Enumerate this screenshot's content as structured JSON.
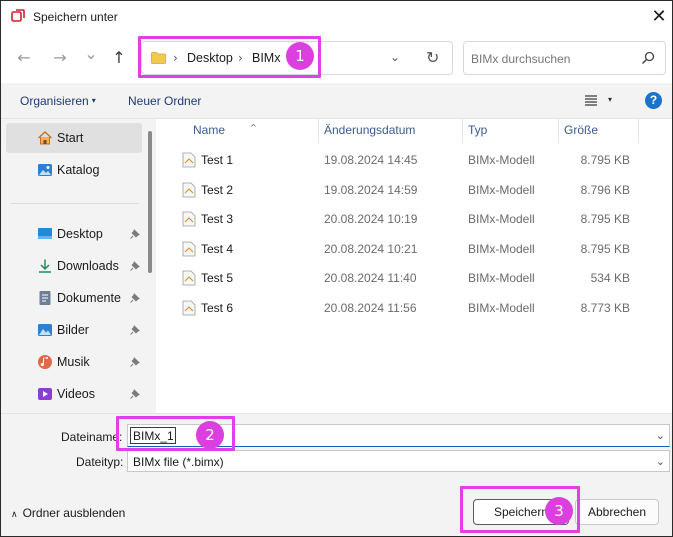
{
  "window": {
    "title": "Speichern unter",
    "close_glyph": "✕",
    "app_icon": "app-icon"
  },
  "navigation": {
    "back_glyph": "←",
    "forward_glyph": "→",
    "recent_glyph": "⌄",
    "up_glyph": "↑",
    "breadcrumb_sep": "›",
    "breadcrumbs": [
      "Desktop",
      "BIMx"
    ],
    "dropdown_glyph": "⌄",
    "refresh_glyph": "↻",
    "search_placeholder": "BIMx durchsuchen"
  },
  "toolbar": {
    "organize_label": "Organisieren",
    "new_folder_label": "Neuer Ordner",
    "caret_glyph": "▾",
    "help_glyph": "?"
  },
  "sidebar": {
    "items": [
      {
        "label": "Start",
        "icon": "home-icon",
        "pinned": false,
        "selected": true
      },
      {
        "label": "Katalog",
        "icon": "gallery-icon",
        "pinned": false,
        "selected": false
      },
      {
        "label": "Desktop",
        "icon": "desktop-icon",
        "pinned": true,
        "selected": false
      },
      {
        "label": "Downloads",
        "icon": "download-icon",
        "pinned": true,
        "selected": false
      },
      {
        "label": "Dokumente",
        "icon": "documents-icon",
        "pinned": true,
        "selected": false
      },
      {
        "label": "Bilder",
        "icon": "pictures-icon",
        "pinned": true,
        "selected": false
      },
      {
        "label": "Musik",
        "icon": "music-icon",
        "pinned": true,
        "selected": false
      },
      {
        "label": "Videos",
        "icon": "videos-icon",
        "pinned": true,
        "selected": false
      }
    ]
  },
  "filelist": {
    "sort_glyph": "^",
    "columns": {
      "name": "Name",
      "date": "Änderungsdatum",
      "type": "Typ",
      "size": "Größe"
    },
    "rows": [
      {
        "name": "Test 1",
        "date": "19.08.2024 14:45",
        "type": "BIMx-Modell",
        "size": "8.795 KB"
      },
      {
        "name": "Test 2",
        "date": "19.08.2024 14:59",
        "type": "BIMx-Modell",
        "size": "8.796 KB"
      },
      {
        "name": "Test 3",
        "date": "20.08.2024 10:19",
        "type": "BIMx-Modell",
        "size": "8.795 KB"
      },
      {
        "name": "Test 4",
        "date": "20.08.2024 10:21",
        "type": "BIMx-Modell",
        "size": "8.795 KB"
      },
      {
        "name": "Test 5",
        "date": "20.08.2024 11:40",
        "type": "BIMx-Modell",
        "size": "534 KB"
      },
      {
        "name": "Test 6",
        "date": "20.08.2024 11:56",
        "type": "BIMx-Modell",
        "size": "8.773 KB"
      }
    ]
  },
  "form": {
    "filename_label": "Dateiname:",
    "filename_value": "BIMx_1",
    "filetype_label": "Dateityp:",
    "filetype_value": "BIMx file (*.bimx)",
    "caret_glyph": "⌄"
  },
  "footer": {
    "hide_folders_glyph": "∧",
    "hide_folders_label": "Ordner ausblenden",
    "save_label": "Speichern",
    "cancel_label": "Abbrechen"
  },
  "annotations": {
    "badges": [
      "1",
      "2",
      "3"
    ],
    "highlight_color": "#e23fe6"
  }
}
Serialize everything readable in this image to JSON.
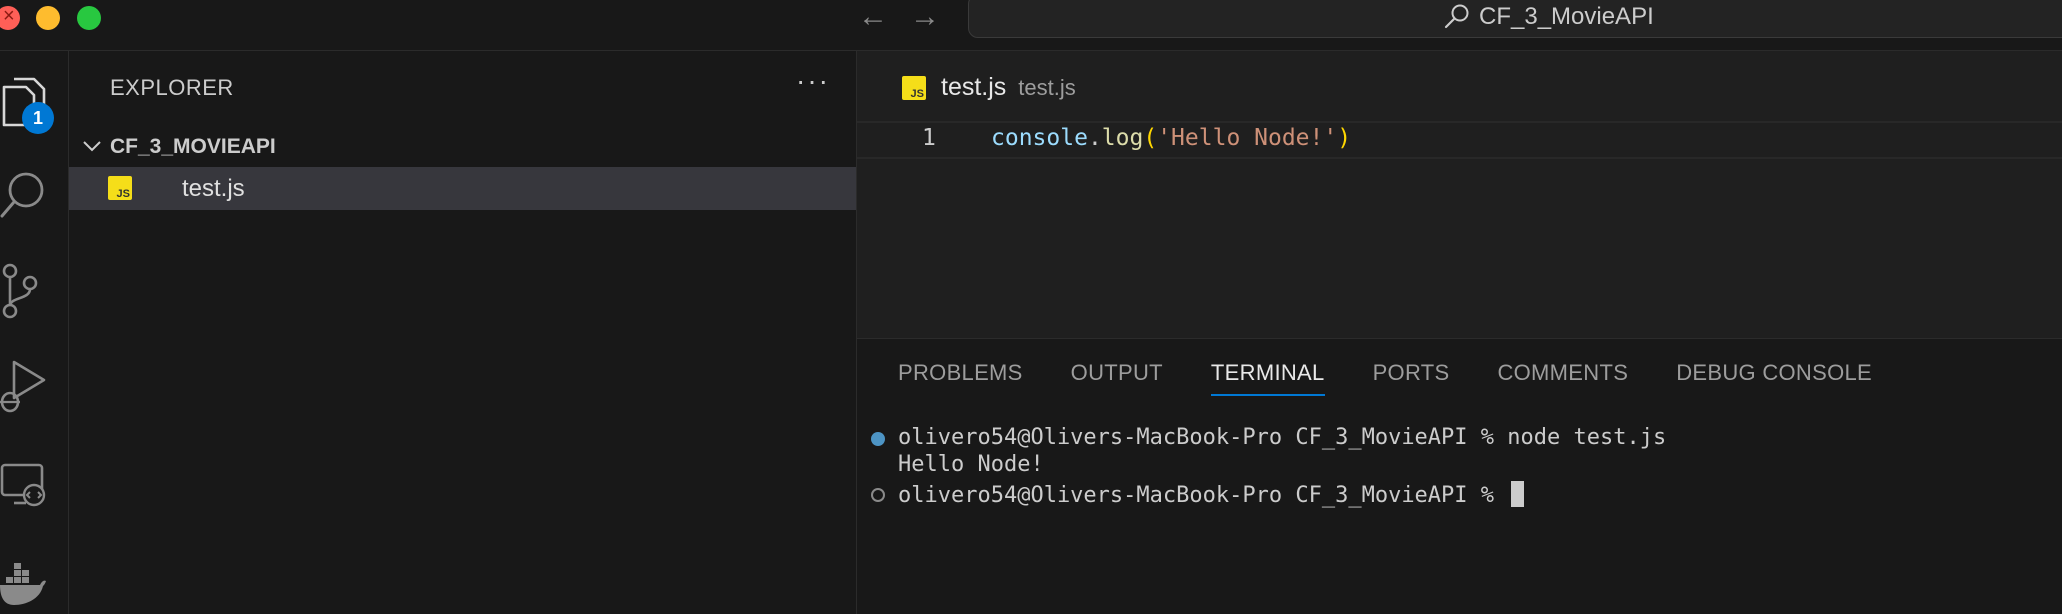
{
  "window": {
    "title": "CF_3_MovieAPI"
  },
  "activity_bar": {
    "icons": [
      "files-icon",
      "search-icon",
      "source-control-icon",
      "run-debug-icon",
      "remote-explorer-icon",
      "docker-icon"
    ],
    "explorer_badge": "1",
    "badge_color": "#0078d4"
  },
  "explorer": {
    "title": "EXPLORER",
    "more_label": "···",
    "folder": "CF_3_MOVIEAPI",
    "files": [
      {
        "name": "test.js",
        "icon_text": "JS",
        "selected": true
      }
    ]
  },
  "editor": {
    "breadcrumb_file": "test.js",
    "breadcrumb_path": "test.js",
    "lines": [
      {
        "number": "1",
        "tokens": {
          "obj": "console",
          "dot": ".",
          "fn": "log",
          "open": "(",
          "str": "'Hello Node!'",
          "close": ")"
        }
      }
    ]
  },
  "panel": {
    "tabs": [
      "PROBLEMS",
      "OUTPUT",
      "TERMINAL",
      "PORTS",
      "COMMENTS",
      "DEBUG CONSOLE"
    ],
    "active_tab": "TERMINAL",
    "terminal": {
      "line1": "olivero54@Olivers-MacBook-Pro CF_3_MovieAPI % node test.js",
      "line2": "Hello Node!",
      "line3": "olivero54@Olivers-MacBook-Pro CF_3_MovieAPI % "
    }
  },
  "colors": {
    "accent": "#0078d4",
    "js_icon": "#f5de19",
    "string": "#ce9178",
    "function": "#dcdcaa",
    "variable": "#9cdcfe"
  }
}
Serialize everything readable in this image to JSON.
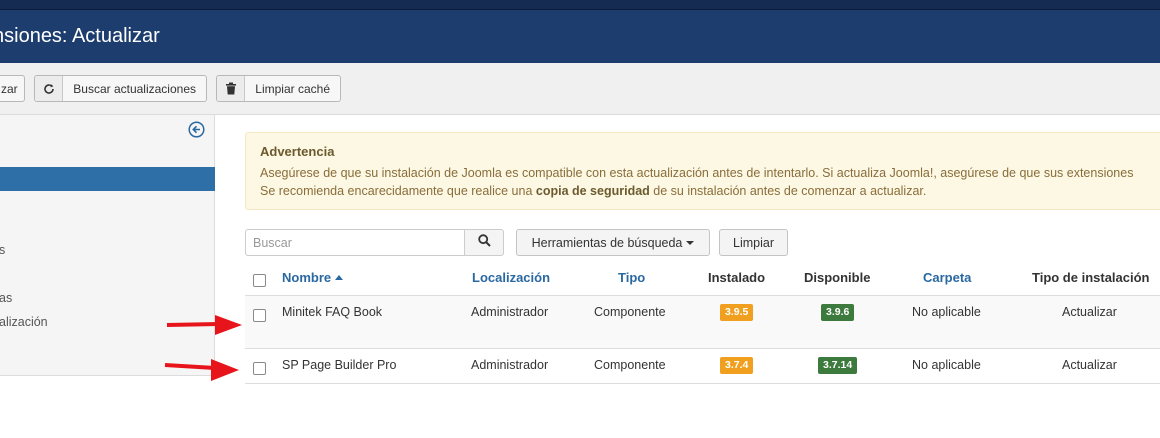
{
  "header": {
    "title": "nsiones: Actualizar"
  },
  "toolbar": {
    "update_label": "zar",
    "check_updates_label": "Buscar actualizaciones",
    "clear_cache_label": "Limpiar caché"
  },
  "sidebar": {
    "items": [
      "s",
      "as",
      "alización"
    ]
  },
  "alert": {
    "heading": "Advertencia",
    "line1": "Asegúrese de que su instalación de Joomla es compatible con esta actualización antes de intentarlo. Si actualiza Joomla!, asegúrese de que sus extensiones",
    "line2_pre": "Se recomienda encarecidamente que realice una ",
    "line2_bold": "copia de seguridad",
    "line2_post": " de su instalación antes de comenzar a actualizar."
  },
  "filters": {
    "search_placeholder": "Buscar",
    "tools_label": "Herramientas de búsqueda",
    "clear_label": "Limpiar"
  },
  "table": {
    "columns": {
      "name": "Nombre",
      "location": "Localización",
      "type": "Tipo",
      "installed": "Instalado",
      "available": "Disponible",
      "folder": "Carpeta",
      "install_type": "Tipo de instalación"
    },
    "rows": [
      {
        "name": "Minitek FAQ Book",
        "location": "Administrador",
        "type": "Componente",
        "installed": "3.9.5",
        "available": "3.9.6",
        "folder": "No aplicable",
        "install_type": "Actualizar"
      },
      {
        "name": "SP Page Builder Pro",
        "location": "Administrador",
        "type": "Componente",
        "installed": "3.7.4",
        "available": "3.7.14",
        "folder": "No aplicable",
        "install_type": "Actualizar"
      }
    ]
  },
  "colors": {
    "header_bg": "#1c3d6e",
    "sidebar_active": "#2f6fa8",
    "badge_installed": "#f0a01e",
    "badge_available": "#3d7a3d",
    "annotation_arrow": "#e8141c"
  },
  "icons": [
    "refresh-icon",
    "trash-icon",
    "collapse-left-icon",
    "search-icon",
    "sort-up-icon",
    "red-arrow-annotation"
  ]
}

EXERCISE AIM:
Exactly reproduce the entries above, minus the pictures.

ANSWER TO THE PROBLEM:
Enumerate this screenshot's content as structured JSON.
{
  "window": {
    "title": "Speichern unter",
    "close_glyph": "✕",
    "app_icon": "app-icon"
  },
  "navigation": {
    "back_glyph": "←",
    "forward_glyph": "→",
    "recent_glyph": "⌄",
    "up_glyph": "↑",
    "breadcrumb_sep": "›",
    "breadcrumbs": [
      "Desktop",
      "BIMx"
    ],
    "dropdown_glyph": "⌄",
    "refresh_glyph": "↻",
    "search_placeholder": "BIMx durchsuchen"
  },
  "toolbar": {
    "organize_label": "Organisieren",
    "new_folder_label": "Neuer Ordner",
    "caret_glyph": "▾",
    "help_glyph": "?"
  },
  "sidebar": {
    "items": [
      {
        "label": "Start",
        "icon": "home-icon",
        "pinned": false,
        "selected": true
      },
      {
        "label": "Katalog",
        "icon": "gallery-icon",
        "pinned": false,
        "selected": false
      },
      {
        "label": "Desktop",
        "icon": "desktop-icon",
        "pinned": true,
        "selected": false
      },
      {
        "label": "Downloads",
        "icon": "download-icon",
        "pinned": true,
        "selected": false
      },
      {
        "label": "Dokumente",
        "icon": "documents-icon",
        "pinned": true,
        "selected": false
      },
      {
        "label": "Bilder",
        "icon": "pictures-icon",
        "pinned": true,
        "selected": false
      },
      {
        "label": "Musik",
        "icon": "music-icon",
        "pinned": true,
        "selected": false
      },
      {
        "label": "Videos",
        "icon": "videos-icon",
        "pinned": true,
        "selected": false
      }
    ]
  },
  "filelist": {
    "sort_glyph": "^",
    "columns": {
      "name": "Name",
      "date": "Änderungsdatum",
      "type": "Typ",
      "size": "Größe"
    },
    "rows": [
      {
        "name": "Test 1",
        "date": "19.08.2024 14:45",
        "type": "BIMx-Modell",
        "size": "8.795 KB"
      },
      {
        "name": "Test 2",
        "date": "19.08.2024 14:59",
        "type": "BIMx-Modell",
        "size": "8.796 KB"
      },
      {
        "name": "Test 3",
        "date": "20.08.2024 10:19",
        "type": "BIMx-Modell",
        "size": "8.795 KB"
      },
      {
        "name": "Test 4",
        "date": "20.08.2024 10:21",
        "type": "BIMx-Modell",
        "size": "8.795 KB"
      },
      {
        "name": "Test 5",
        "date": "20.08.2024 11:40",
        "type": "BIMx-Modell",
        "size": "534 KB"
      },
      {
        "name": "Test 6",
        "date": "20.08.2024 11:56",
        "type": "BIMx-Modell",
        "size": "8.773 KB"
      }
    ]
  },
  "form": {
    "filename_label": "Dateiname:",
    "filename_value": "BIMx_1",
    "filetype_label": "Dateityp:",
    "filetype_value": "BIMx file (*.bimx)",
    "caret_glyph": "⌄"
  },
  "footer": {
    "hide_folders_glyph": "∧",
    "hide_folders_label": "Ordner ausblenden",
    "save_label": "Speichern",
    "cancel_label": "Abbrechen"
  },
  "annotations": {
    "badges": [
      "1",
      "2",
      "3"
    ],
    "highlight_color": "#e23fe6"
  }
}
Serialize everything readable in this image to JSON.
{
  "window": {
    "title": "CF_3_MovieAPI"
  },
  "activity_bar": {
    "icons": [
      "files-icon",
      "search-icon",
      "source-control-icon",
      "run-debug-icon",
      "remote-explorer-icon",
      "docker-icon"
    ],
    "explorer_badge": "1",
    "badge_color": "#0078d4"
  },
  "explorer": {
    "title": "EXPLORER",
    "more_label": "···",
    "folder": "CF_3_MOVIEAPI",
    "files": [
      {
        "name": "test.js",
        "icon_text": "JS",
        "selected": true
      }
    ]
  },
  "editor": {
    "breadcrumb_file": "test.js",
    "breadcrumb_path": "test.js",
    "lines": [
      {
        "number": "1",
        "tokens": {
          "obj": "console",
          "dot": ".",
          "fn": "log",
          "open": "(",
          "str": "'Hello Node!'",
          "close": ")"
        }
      }
    ]
  },
  "panel": {
    "tabs": [
      "PROBLEMS",
      "OUTPUT",
      "TERMINAL",
      "PORTS",
      "COMMENTS",
      "DEBUG CONSOLE"
    ],
    "active_tab": "TERMINAL",
    "terminal": {
      "line1": "olivero54@Olivers-MacBook-Pro CF_3_MovieAPI % node test.js",
      "line2": "Hello Node!",
      "line3": "olivero54@Olivers-MacBook-Pro CF_3_MovieAPI % "
    }
  },
  "colors": {
    "accent": "#0078d4",
    "js_icon": "#f5de19",
    "string": "#ce9178",
    "function": "#dcdcaa",
    "variable": "#9cdcfe"
  }
}
Serialize everything readable in this image to JSON.
{
  "header": {
    "title": "nsiones: Actualizar"
  },
  "toolbar": {
    "update_label": "zar",
    "check_updates_label": "Buscar actualizaciones",
    "clear_cache_label": "Limpiar caché"
  },
  "sidebar": {
    "items": [
      "s",
      "as",
      "alización"
    ]
  },
  "alert": {
    "heading": "Advertencia",
    "line1": "Asegúrese de que su instalación de Joomla es compatible con esta actualización antes de intentarlo. Si actualiza Joomla!, asegúrese de que sus extensiones",
    "line2_pre": "Se recomienda encarecidamente que realice una ",
    "line2_bold": "copia de seguridad",
    "line2_post": " de su instalación antes de comenzar a actualizar."
  },
  "filters": {
    "search_placeholder": "Buscar",
    "tools_label": "Herramientas de búsqueda",
    "clear_label": "Limpiar"
  },
  "table": {
    "columns": {
      "name": "Nombre",
      "location": "Localización",
      "type": "Tipo",
      "installed": "Instalado",
      "available": "Disponible",
      "folder": "Carpeta",
      "install_type": "Tipo de instalación"
    },
    "rows": [
      {
        "name": "Minitek FAQ Book",
        "location": "Administrador",
        "type": "Componente",
        "installed": "3.9.5",
        "available": "3.9.6",
        "folder": "No aplicable",
        "install_type": "Actualizar"
      },
      {
        "name": "SP Page Builder Pro",
        "location": "Administrador",
        "type": "Componente",
        "installed": "3.7.4",
        "available": "3.7.14",
        "folder": "No aplicable",
        "install_type": "Actualizar"
      }
    ]
  },
  "colors": {
    "header_bg": "#1c3d6e",
    "sidebar_active": "#2f6fa8",
    "badge_installed": "#f0a01e",
    "badge_available": "#3d7a3d",
    "annotation_arrow": "#e8141c"
  },
  "icons": [
    "refresh-icon",
    "trash-icon",
    "collapse-left-icon",
    "search-icon",
    "sort-up-icon",
    "red-arrow-annotation"
  ]
}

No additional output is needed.